▸ What is needed
Leave out the pictures and repeat the data exactly.

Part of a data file

◇ ◇ ◇ ◇ ◇

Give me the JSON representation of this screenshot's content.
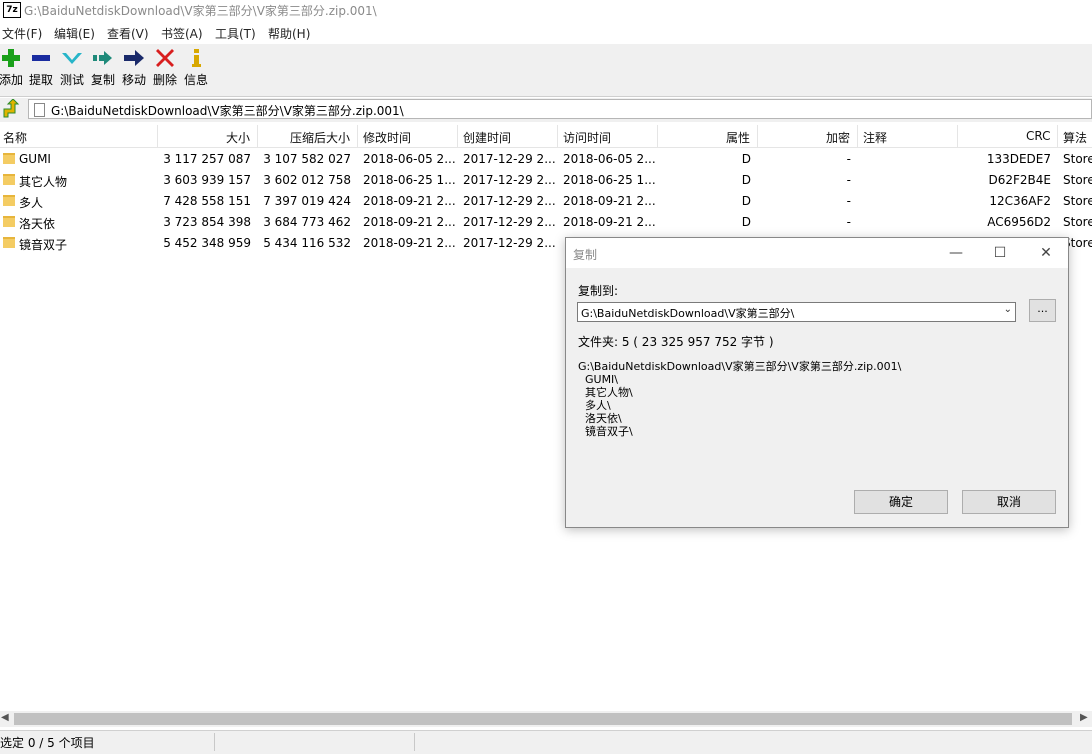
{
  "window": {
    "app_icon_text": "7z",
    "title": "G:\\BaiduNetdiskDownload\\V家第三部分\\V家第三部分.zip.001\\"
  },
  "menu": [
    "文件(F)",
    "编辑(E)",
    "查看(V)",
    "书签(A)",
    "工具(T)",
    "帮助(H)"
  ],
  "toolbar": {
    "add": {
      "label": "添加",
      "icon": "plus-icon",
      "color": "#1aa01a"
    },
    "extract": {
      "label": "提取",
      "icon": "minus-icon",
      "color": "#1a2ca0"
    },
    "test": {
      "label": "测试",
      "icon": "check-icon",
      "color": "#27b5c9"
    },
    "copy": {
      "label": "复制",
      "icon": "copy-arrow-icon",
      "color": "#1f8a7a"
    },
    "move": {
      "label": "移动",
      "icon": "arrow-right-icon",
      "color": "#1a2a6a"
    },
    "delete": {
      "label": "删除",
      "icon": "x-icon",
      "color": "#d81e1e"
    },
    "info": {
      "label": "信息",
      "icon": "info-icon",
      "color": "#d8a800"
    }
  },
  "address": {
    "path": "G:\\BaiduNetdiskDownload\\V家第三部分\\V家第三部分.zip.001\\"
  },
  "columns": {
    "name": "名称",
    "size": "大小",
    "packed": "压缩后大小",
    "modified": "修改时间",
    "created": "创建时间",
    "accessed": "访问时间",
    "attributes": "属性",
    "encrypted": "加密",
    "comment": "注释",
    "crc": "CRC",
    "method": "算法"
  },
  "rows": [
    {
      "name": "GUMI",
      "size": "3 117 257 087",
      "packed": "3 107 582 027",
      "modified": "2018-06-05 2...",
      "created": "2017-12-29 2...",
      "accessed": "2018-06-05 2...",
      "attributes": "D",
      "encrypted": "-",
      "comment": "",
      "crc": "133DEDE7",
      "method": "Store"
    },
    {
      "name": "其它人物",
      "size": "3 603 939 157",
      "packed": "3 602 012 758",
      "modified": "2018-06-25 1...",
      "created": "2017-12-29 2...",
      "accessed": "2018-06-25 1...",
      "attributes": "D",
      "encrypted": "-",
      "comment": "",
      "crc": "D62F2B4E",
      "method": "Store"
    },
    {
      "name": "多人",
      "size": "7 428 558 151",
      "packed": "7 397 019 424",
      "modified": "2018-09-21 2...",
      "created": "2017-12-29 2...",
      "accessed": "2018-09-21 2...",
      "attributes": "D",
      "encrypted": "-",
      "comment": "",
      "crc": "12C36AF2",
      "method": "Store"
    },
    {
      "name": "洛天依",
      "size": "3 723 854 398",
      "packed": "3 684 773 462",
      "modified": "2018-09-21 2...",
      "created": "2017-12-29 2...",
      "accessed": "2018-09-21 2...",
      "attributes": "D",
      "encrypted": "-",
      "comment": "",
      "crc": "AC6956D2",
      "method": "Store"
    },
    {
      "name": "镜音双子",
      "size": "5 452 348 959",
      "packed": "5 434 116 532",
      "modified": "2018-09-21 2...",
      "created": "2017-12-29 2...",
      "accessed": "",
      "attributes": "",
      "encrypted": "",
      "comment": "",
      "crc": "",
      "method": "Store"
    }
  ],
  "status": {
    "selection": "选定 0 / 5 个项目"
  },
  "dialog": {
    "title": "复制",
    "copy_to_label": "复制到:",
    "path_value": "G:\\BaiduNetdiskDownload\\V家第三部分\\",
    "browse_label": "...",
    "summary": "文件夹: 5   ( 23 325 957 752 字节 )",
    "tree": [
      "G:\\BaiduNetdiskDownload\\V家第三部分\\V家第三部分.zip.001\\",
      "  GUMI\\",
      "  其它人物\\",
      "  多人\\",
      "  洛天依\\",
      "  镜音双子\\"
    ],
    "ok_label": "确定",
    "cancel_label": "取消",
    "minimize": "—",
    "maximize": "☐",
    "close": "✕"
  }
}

◇ ◇ ◇ ◇ ◇

▸ Finished task
Give me the JSON representation of this screenshot's content.
{
  "window": {
    "app_icon_text": "7z",
    "title": "G:\\BaiduNetdiskDownload\\V家第三部分\\V家第三部分.zip.001\\"
  },
  "menu": [
    "文件(F)",
    "编辑(E)",
    "查看(V)",
    "书签(A)",
    "工具(T)",
    "帮助(H)"
  ],
  "toolbar": {
    "add": {
      "label": "添加",
      "icon": "plus-icon",
      "color": "#1aa01a"
    },
    "extract": {
      "label": "提取",
      "icon": "minus-icon",
      "color": "#1a2ca0"
    },
    "test": {
      "label": "测试",
      "icon": "check-icon",
      "color": "#27b5c9"
    },
    "copy": {
      "label": "复制",
      "icon": "copy-arrow-icon",
      "color": "#1f8a7a"
    },
    "move": {
      "label": "移动",
      "icon": "arrow-right-icon",
      "color": "#1a2a6a"
    },
    "delete": {
      "label": "删除",
      "icon": "x-icon",
      "color": "#d81e1e"
    },
    "info": {
      "label": "信息",
      "icon": "info-icon",
      "color": "#d8a800"
    }
  },
  "address": {
    "path": "G:\\BaiduNetdiskDownload\\V家第三部分\\V家第三部分.zip.001\\"
  },
  "columns": {
    "name": "名称",
    "size": "大小",
    "packed": "压缩后大小",
    "modified": "修改时间",
    "created": "创建时间",
    "accessed": "访问时间",
    "attributes": "属性",
    "encrypted": "加密",
    "comment": "注释",
    "crc": "CRC",
    "method": "算法"
  },
  "rows": [
    {
      "name": "GUMI",
      "size": "3 117 257 087",
      "packed": "3 107 582 027",
      "modified": "2018-06-05 2...",
      "created": "2017-12-29 2...",
      "accessed": "2018-06-05 2...",
      "attributes": "D",
      "encrypted": "-",
      "comment": "",
      "crc": "133DEDE7",
      "method": "Store"
    },
    {
      "name": "其它人物",
      "size": "3 603 939 157",
      "packed": "3 602 012 758",
      "modified": "2018-06-25 1...",
      "created": "2017-12-29 2...",
      "accessed": "2018-06-25 1...",
      "attributes": "D",
      "encrypted": "-",
      "comment": "",
      "crc": "D62F2B4E",
      "method": "Store"
    },
    {
      "name": "多人",
      "size": "7 428 558 151",
      "packed": "7 397 019 424",
      "modified": "2018-09-21 2...",
      "created": "2017-12-29 2...",
      "accessed": "2018-09-21 2...",
      "attributes": "D",
      "encrypted": "-",
      "comment": "",
      "crc": "12C36AF2",
      "method": "Store"
    },
    {
      "name": "洛天依",
      "size": "3 723 854 398",
      "packed": "3 684 773 462",
      "modified": "2018-09-21 2...",
      "created": "2017-12-29 2...",
      "accessed": "2018-09-21 2...",
      "attributes": "D",
      "encrypted": "-",
      "comment": "",
      "crc": "AC6956D2",
      "method": "Store"
    },
    {
      "name": "镜音双子",
      "size": "5 452 348 959",
      "packed": "5 434 116 532",
      "modified": "2018-09-21 2...",
      "created": "2017-12-29 2...",
      "accessed": "",
      "attributes": "",
      "encrypted": "",
      "comment": "",
      "crc": "",
      "method": "Store"
    }
  ],
  "status": {
    "selection": "选定 0 / 5 个项目"
  },
  "dialog": {
    "title": "复制",
    "copy_to_label": "复制到:",
    "path_value": "G:\\BaiduNetdiskDownload\\V家第三部分\\",
    "browse_label": "...",
    "summary": "文件夹: 5   ( 23 325 957 752 字节 )",
    "tree": [
      "G:\\BaiduNetdiskDownload\\V家第三部分\\V家第三部分.zip.001\\",
      "  GUMI\\",
      "  其它人物\\",
      "  多人\\",
      "  洛天依\\",
      "  镜音双子\\"
    ],
    "ok_label": "确定",
    "cancel_label": "取消",
    "minimize": "—",
    "maximize": "☐",
    "close": "✕"
  }
}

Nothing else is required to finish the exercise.